Begin

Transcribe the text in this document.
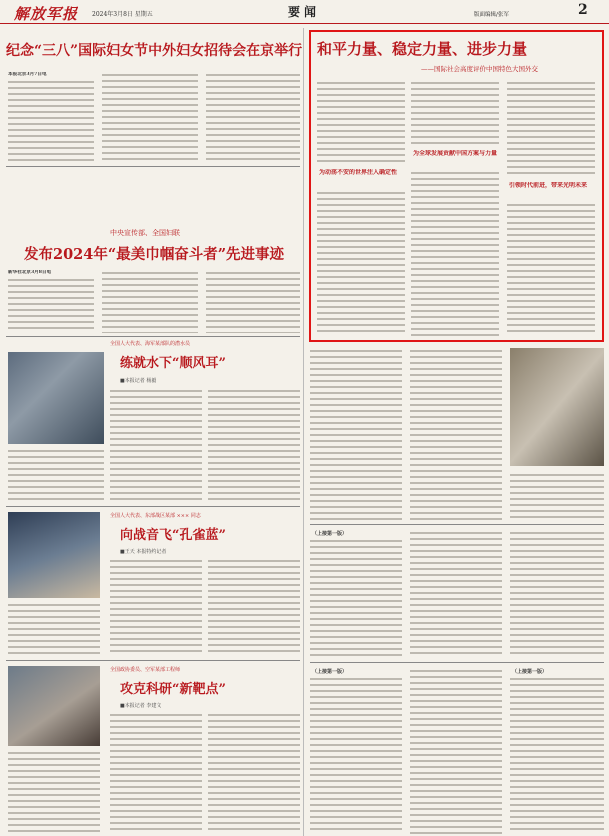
解放军报 2024年3月8日 星期五	要闻	版面编辑/张军	2
纪念“三八”国际妇女节中外妇女招待会在京举行
本报北京3月7日电
中央宣传部、全国妇联
发布2024年“最美巾帼奋斗者”先进事迹
新华社北京3月8日电
全国人大代表、海军某部队的潜水员
练就水下“顺风耳”
■本报记者 杨毅
全国人大代表、东部战区某部 ××× 同志
向战音飞“孔雀蓝”
■王天 本报特约记者
全国政协委员、空军某部工程师
攻克科研“新靶点”
■本报记者 李建文
和平力量、稳定力量、进步力量
——国际社会高度评价中国特色大国外交
为动荡不安的世界注入确定性
为全球发展贡献中国方案与力量
引领时代前进，带来光明未来
（上接第一版）
（上接第一版）	（上接第一版）
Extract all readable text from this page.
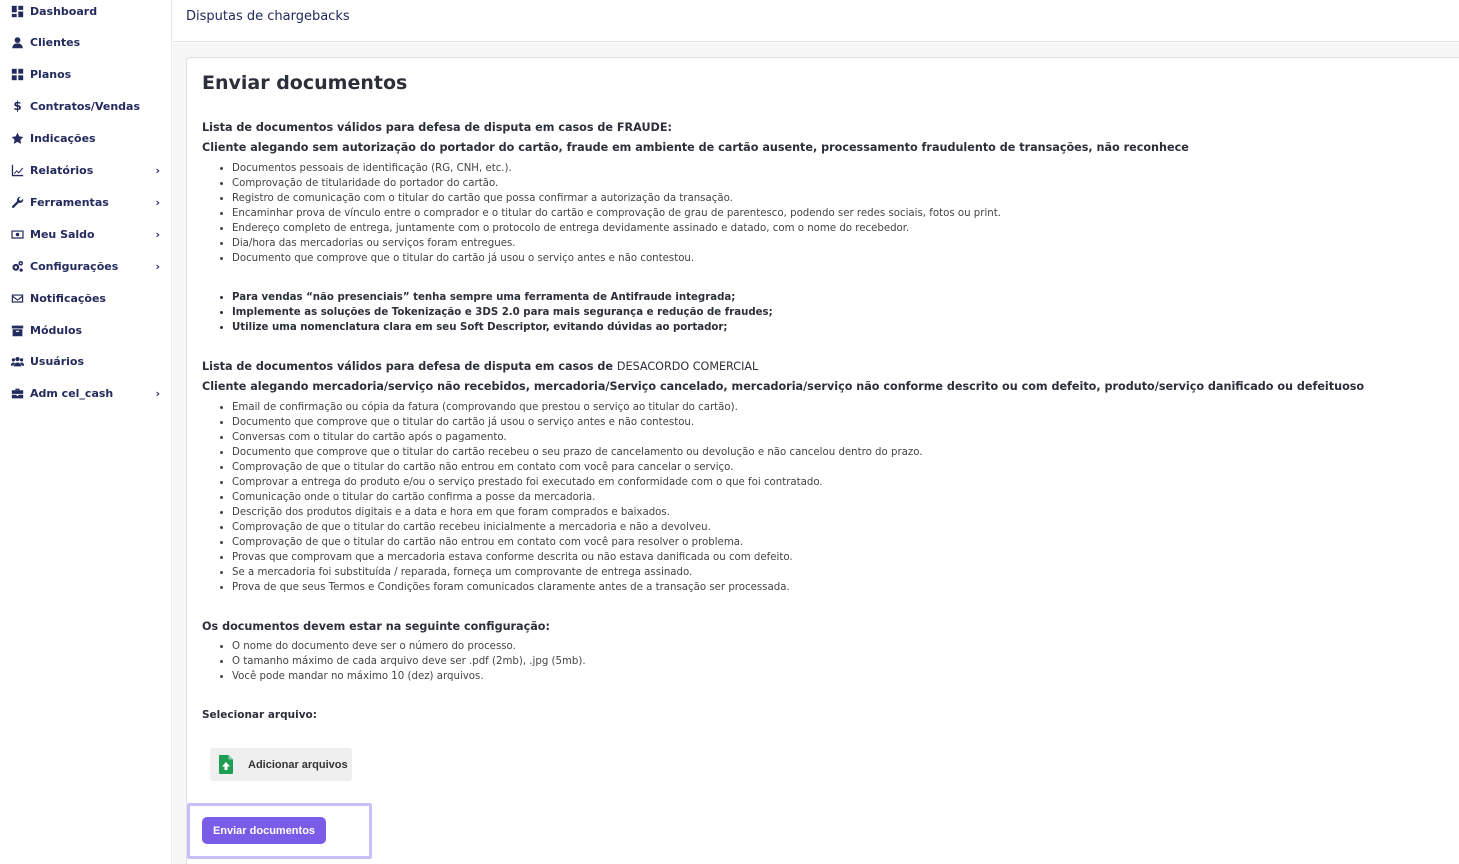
Dashboard
Clientes
Planos
$ Contratos/Vendas
Indicações
Relatórios	›
Ferramentas	›
Meu Saldo	›
Configurações	›
Notificações
Módulos
Usuários
Adm cel_cash	›
Disputas de chargebacks
Enviar documentos
Lista de documentos válidos para defesa de disputa em casos de FRAUDE:
Cliente alegando sem autorização do portador do cartão, fraude em ambiente de cartão ausente, processamento fraudulento de transações, não reconhece
• Documentos pessoais de identificação (RG, CNH, etc.).
• Comprovação de titularidade do portador do cartão.
• Registro de comunicação com o titular do cartão que possa confirmar a autorização da transação.
• Encaminhar prova de vínculo entre o comprador e o titular do cartão e comprovação de grau de parentesco, podendo ser redes sociais, fotos ou print.
• Endereço completo de entrega, juntamente com o protocolo de entrega devidamente assinado e datado, com o nome do recebedor.
• Dia/hora das mercadorias ou serviços foram entregues.
• Documento que comprove que o titular do cartão já usou o serviço antes e não contestou.
• Para vendas “não presenciais” tenha sempre uma ferramenta de Antifraude integrada;
• Implemente as soluções de Tokenização e 3DS 2.0 para mais segurança e redução de fraudes;
• Utilize uma nomenclatura clara em seu Soft Descriptor, evitando dúvidas ao portador;
Lista de documentos válidos para defesa de disputa em casos de DESACORDO COMERCIAL
Cliente alegando mercadoria/serviço não recebidos, mercadoria/Serviço cancelado, mercadoria/serviço não conforme descrito ou com defeito, produto/serviço danificado ou defeituoso
• Email de confirmação ou cópia da fatura (comprovando que prestou o serviço ao titular do cartão).
• Documento que comprove que o titular do cartão já usou o serviço antes e não contestou.
• Conversas com o titular do cartão após o pagamento.
• Documento que comprove que o titular do cartão recebeu o seu prazo de cancelamento ou devolução e não cancelou dentro do prazo.
• Comprovação de que o titular do cartão não entrou em contato com você para cancelar o serviço.
• Comprovar a entrega do produto e/ou o serviço prestado foi executado em conformidade com o que foi contratado.
• Comunicação onde o titular do cartão confirma a posse da mercadoria.
• Descrição dos produtos digitais e a data e hora em que foram comprados e baixados.
• Comprovação de que o titular do cartão recebeu inicialmente a mercadoria e não a devolveu.
• Comprovação de que o titular do cartão não entrou em contato com você para resolver o problema.
• Provas que comprovam que a mercadoria estava conforme descrita ou não estava danificada ou com defeito.
• Se a mercadoria foi substituída / reparada, forneça um comprovante de entrega assinado.
• Prova de que seus Termos e Condições foram comunicados claramente antes de a transação ser processada.
Os documentos devem estar na seguinte configuração:
• O nome do documento deve ser o número do processo.
• O tamanho máximo de cada arquivo deve ser .pdf (2mb), .jpg (5mb).
• Você pode mandar no máximo 10 (dez) arquivos.
Selecionar arquivo:
Adicionar arquivos
Enviar documentos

End

Copy out each line exactly, without the pictures.

◆ **Correct result**:
Transcribe the text in this document.
解放军报 2024年3月8日 星期五	要闻	版面编辑/张军	2
纪念“三八”国际妇女节中外妇女招待会在京举行
本报北京3月7日电
中央宣传部、全国妇联
发布2024年“最美巾帼奋斗者”先进事迹
新华社北京3月8日电
全国人大代表、海军某部队的潜水员
练就水下“顺风耳”
■本报记者 杨毅
全国人大代表、东部战区某部 ××× 同志
向战音飞“孔雀蓝”
■王天 本报特约记者
全国政协委员、空军某部工程师
攻克科研“新靶点”
■本报记者 李建文
和平力量、稳定力量、进步力量
——国际社会高度评价中国特色大国外交
为动荡不安的世界注入确定性
为全球发展贡献中国方案与力量
引领时代前进，带来光明未来
（上接第一版）
（上接第一版）	（上接第一版）
Extract all readable text from this page.
Dashboard
Clientes
Planos
$ Contratos/Vendas
Indicações
Relatórios	›
Ferramentas	›
Meu Saldo	›
Configurações	›
Notificações
Módulos
Usuários
Adm cel_cash	›
Disputas de chargebacks
Enviar documentos
Lista de documentos válidos para defesa de disputa em casos de FRAUDE:
Cliente alegando sem autorização do portador do cartão, fraude em ambiente de cartão ausente, processamento fraudulento de transações, não reconhece
• Documentos pessoais de identificação (RG, CNH, etc.).
• Comprovação de titularidade do portador do cartão.
• Registro de comunicação com o titular do cartão que possa confirmar a autorização da transação.
• Encaminhar prova de vínculo entre o comprador e o titular do cartão e comprovação de grau de parentesco, podendo ser redes sociais, fotos ou print.
• Endereço completo de entrega, juntamente com o protocolo de entrega devidamente assinado e datado, com o nome do recebedor.
• Dia/hora das mercadorias ou serviços foram entregues.
• Documento que comprove que o titular do cartão já usou o serviço antes e não contestou.
• Para vendas “não presenciais” tenha sempre uma ferramenta de Antifraude integrada;
• Implemente as soluções de Tokenização e 3DS 2.0 para mais segurança e redução de fraudes;
• Utilize uma nomenclatura clara em seu Soft Descriptor, evitando dúvidas ao portador;
Lista de documentos válidos para defesa de disputa em casos de DESACORDO COMERCIAL
Cliente alegando mercadoria/serviço não recebidos, mercadoria/Serviço cancelado, mercadoria/serviço não conforme descrito ou com defeito, produto/serviço danificado ou defeituoso
• Email de confirmação ou cópia da fatura (comprovando que prestou o serviço ao titular do cartão).
• Documento que comprove que o titular do cartão já usou o serviço antes e não contestou.
• Conversas com o titular do cartão após o pagamento.
• Documento que comprove que o titular do cartão recebeu o seu prazo de cancelamento ou devolução e não cancelou dentro do prazo.
• Comprovação de que o titular do cartão não entrou em contato com você para cancelar o serviço.
• Comprovar a entrega do produto e/ou o serviço prestado foi executado em conformidade com o que foi contratado.
• Comunicação onde o titular do cartão confirma a posse da mercadoria.
• Descrição dos produtos digitais e a data e hora em que foram comprados e baixados.
• Comprovação de que o titular do cartão recebeu inicialmente a mercadoria e não a devolveu.
• Comprovação de que o titular do cartão não entrou em contato com você para resolver o problema.
• Provas que comprovam que a mercadoria estava conforme descrita ou não estava danificada ou com defeito.
• Se a mercadoria foi substituída / reparada, forneça um comprovante de entrega assinado.
• Prova de que seus Termos e Condições foram comunicados claramente antes de a transação ser processada.
Os documentos devem estar na seguinte configuração:
• O nome do documento deve ser o número do processo.
• O tamanho máximo de cada arquivo deve ser .pdf (2mb), .jpg (5mb).
• Você pode mandar no máximo 10 (dez) arquivos.
Selecionar arquivo:
Adicionar arquivos
Enviar documentos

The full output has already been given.